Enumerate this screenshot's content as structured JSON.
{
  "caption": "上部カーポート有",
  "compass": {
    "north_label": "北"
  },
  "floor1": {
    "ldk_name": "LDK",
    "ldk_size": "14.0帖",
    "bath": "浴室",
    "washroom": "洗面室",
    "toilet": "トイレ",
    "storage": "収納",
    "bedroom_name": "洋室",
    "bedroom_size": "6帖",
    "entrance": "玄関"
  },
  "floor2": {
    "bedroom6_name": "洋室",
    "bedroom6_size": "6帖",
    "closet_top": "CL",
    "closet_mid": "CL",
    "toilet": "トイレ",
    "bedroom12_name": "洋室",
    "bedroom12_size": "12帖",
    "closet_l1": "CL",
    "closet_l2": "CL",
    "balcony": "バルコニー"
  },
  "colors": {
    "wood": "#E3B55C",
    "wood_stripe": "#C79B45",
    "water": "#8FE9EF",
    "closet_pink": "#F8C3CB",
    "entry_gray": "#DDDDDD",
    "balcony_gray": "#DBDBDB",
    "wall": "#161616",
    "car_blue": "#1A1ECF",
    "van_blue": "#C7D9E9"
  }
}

####

→ **Work to do**: Extract the data in full. Keep it word for word.

→ **Solution for this task**:
Enumerate this screenshot's content as structured JSON.
{
  "caption": "上部カーポート有",
  "compass": {
    "north_label": "北"
  },
  "floor1": {
    "ldk_name": "LDK",
    "ldk_size": "14.0帖",
    "bath": "浴室",
    "washroom": "洗面室",
    "toilet": "トイレ",
    "storage": "収納",
    "bedroom_name": "洋室",
    "bedroom_size": "6帖",
    "entrance": "玄関"
  },
  "floor2": {
    "bedroom6_name": "洋室",
    "bedroom6_size": "6帖",
    "closet_top": "CL",
    "closet_mid": "CL",
    "toilet": "トイレ",
    "bedroom12_name": "洋室",
    "bedroom12_size": "12帖",
    "closet_l1": "CL",
    "closet_l2": "CL",
    "balcony": "バルコニー"
  },
  "colors": {
    "wood": "#E3B55C",
    "wood_stripe": "#C79B45",
    "water": "#8FE9EF",
    "closet_pink": "#F8C3CB",
    "entry_gray": "#DDDDDD",
    "balcony_gray": "#DBDBDB",
    "wall": "#161616",
    "car_blue": "#1A1ECF",
    "van_blue": "#C7D9E9"
  }
}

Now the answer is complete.